-- INSTRUCTIONS TO FOLLOW --
Extract every line where the string "specific" appears.

#### RECORDS FOR THIS EXERCISE

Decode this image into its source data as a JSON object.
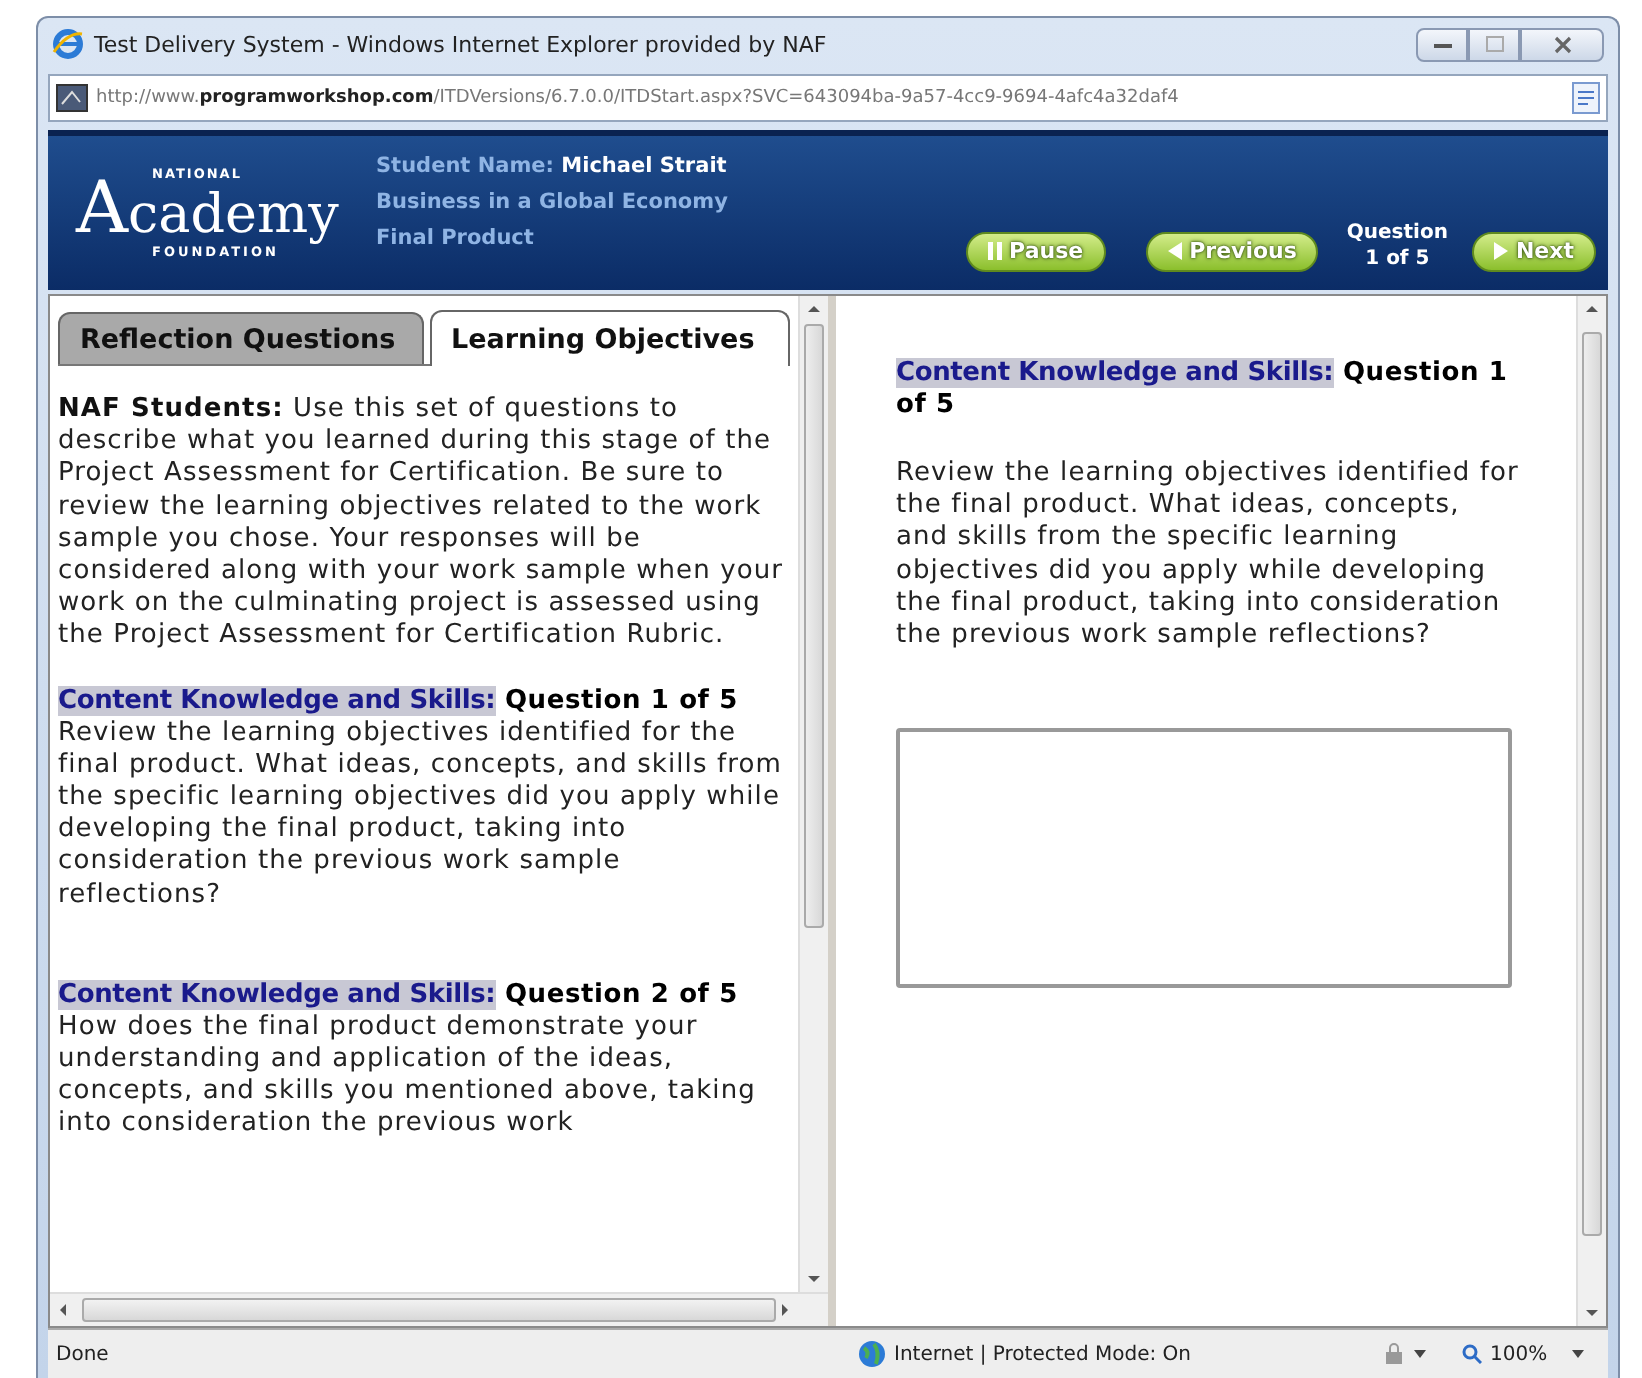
{
  "window": {
    "title": "Test Delivery System - Windows Internet Explorer provided by NAF"
  },
  "address_bar": {
    "url": "http://www.**programworkshop.com**/ITDVersions/6.7.0.0/ITDStart.aspx?SVC=643094ba-9a57-4cc9-9694-4afc4a32daf4"
  },
  "header": {
    "logo": {
      "top": "NATIONAL",
      "main": "Academy",
      "bottom": "FOUNDATION"
    },
    "student_label": "Student Name:",
    "student_name": "Michael Strait",
    "course": "Business in a Global Economy",
    "product": "Final Product",
    "buttons": [
      {
        "kind": "pause",
        "label": "Pause"
      },
      {
        "kind": "previous",
        "label": "Previous"
      },
      {
        "kind": "counter",
        "label": "Question",
        "value": "1 of 5"
      },
      {
        "kind": "next",
        "label": "Next"
      }
    ]
  },
  "left_pane": {
    "tabs": [
      {
        "label": "Reflection Questions",
        "selected": false
      },
      {
        "label": "Learning Objectives",
        "selected": true
      }
    ],
    "intro": "**NAF Students:** Use this set of questions to describe what you learned during this stage of the Project Assessment for Certification. Be sure to review the learning objectives related to the work sample you chose. Your responses will be considered along with your work sample when your work on the culminating project is assessed using the Project Assessment for Certification Rubric.",
    "questions": [
      {
        "category": "Content Knowledge and Skills:",
        "title": "Question 1 of 5",
        "text": "Review the learning objectives identified for the final product. What ideas, concepts, and skills from the specific learning objectives did you apply while developing the final product, taking into consideration the previous work sample reflections?"
      },
      {
        "category": "Content Knowledge and Skills:",
        "title": "Question 2 of 5",
        "text": "How does the final product demonstrate your understanding and application of the ideas, concepts, and skills you mentioned above, taking into consideration the previous work"
      }
    ]
  },
  "right_pane": {
    "category": "Content Knowledge and Skills:",
    "title": "Question 1 of 5",
    "text": "Review the learning objectives identified for the final product. What ideas, concepts, and skills from the specific learning objectives did you apply while developing the final product, taking into consideration the previous work sample reflections?"
  },
  "status_bar": {
    "status": "Done",
    "zone": "Internet | Protected Mode: On",
    "zoom": "100%"
  }
}
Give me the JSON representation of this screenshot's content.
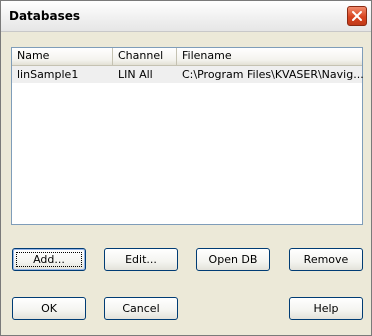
{
  "window": {
    "title": "Databases"
  },
  "list": {
    "columns": [
      "Name",
      "Channel",
      "Filename"
    ],
    "rows": [
      {
        "name": "linSample1",
        "channel": "LIN All",
        "filename": "C:\\Program Files\\KVASER\\Navig..."
      }
    ]
  },
  "buttons": {
    "add": "Add...",
    "edit": "Edit...",
    "open_db": "Open DB",
    "remove": "Remove",
    "ok": "OK",
    "cancel": "Cancel",
    "help": "Help"
  },
  "colors": {
    "dialog_bg": "#ece9d8",
    "button_border": "#003c74",
    "close_red": "#d8431f"
  },
  "icons": {
    "close": "close-icon"
  }
}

########

-- THE ANSWER --
        "text": "Review the learning objectives identified for the final product. What ideas, concepts, and skills from the specific learning objectives did you apply while developing the final product, taking into consideration the previous work sample reflections?"
    "text": "Review the learning objectives identified for the final product. What ideas, concepts, and skills from the specific learning objectives did you apply while developing the final product, taking into consideration the previous work sample reflections?"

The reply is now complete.